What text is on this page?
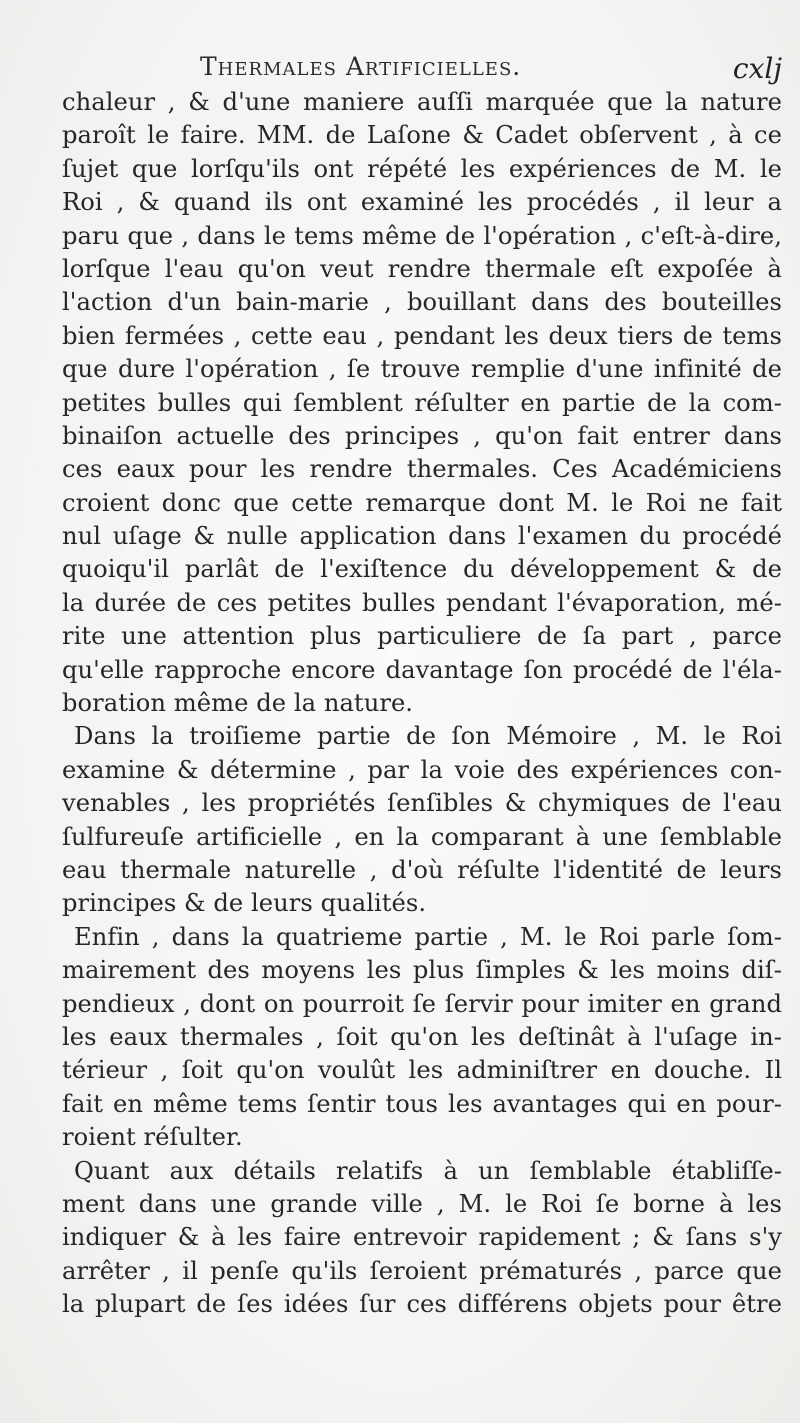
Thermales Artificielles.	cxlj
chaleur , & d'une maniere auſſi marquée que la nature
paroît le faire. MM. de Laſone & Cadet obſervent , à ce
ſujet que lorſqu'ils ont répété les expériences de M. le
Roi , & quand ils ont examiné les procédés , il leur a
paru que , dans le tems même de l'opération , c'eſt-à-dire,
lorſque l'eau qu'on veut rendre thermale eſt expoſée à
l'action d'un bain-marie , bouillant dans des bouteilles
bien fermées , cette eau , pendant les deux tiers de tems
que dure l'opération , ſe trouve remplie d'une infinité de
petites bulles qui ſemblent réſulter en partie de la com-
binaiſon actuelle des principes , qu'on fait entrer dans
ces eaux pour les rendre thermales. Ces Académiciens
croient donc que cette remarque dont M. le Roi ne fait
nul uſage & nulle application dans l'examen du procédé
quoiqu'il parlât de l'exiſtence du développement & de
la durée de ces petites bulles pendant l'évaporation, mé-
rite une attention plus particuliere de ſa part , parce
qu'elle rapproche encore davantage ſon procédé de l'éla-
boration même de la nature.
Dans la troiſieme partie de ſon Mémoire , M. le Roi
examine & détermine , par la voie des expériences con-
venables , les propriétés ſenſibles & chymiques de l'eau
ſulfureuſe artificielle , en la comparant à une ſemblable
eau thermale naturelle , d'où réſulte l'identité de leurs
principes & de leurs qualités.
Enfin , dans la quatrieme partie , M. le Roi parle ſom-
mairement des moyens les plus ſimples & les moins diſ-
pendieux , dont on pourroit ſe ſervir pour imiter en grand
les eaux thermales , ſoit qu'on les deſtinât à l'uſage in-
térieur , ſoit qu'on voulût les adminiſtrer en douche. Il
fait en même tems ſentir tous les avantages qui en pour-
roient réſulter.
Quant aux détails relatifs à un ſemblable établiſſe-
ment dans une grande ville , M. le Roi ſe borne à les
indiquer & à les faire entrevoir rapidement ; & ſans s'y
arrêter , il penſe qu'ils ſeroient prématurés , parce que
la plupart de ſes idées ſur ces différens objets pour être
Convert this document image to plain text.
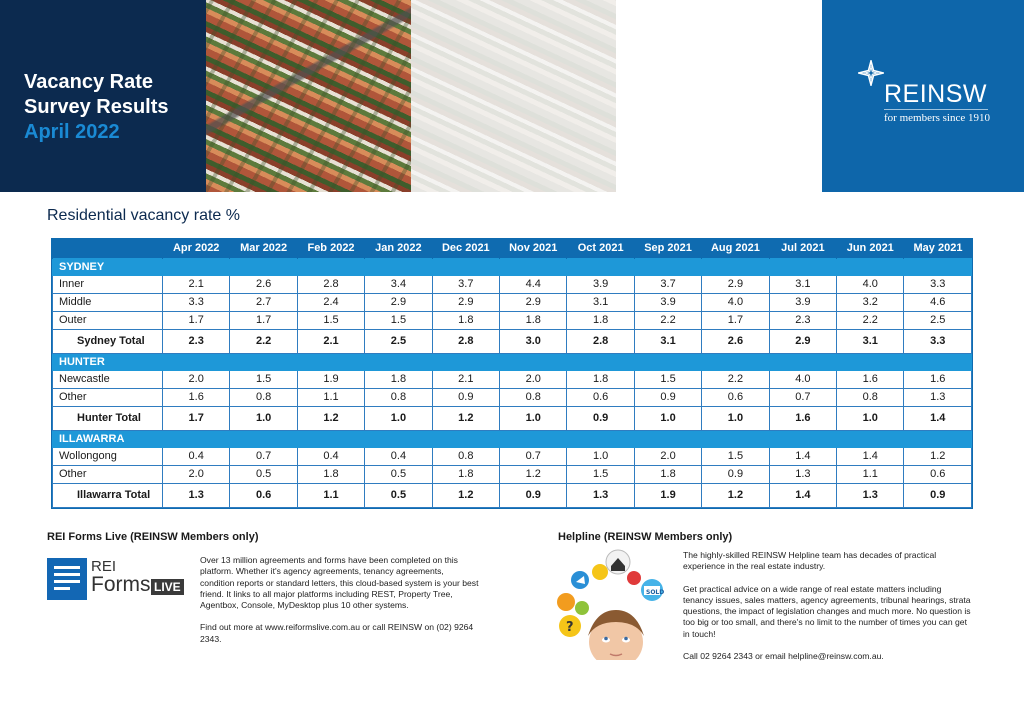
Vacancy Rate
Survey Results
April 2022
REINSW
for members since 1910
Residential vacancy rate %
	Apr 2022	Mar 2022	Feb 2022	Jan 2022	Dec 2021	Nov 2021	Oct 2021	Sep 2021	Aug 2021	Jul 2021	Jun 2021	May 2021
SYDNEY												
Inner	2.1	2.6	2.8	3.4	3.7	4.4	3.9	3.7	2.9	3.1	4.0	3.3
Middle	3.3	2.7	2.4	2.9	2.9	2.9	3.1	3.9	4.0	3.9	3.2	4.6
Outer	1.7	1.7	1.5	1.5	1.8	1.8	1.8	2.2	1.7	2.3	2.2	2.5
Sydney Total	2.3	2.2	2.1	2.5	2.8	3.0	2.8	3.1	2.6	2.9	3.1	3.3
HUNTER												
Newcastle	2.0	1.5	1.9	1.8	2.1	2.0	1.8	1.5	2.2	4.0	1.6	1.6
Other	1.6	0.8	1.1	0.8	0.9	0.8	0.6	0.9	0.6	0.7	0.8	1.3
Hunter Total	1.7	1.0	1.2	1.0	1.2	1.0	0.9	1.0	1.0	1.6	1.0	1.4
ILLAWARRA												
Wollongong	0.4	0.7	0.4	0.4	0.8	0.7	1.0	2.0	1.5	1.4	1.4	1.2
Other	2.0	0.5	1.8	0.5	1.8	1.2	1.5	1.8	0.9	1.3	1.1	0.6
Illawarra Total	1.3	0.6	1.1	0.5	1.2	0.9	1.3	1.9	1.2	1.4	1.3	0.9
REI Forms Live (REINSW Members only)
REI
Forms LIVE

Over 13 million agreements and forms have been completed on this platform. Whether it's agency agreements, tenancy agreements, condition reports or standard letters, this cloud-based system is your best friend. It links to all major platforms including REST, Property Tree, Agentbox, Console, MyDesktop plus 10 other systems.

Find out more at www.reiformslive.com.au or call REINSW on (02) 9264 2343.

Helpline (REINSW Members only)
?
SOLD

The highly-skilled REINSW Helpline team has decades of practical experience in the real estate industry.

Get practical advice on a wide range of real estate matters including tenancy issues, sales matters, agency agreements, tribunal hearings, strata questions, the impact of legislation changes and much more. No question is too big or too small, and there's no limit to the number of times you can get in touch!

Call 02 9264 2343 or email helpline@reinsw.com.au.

• • • • •

Report each line of the material above where the word "only" appears.

REI Forms Live (REINSW Members only)
Helpline (REINSW Members only)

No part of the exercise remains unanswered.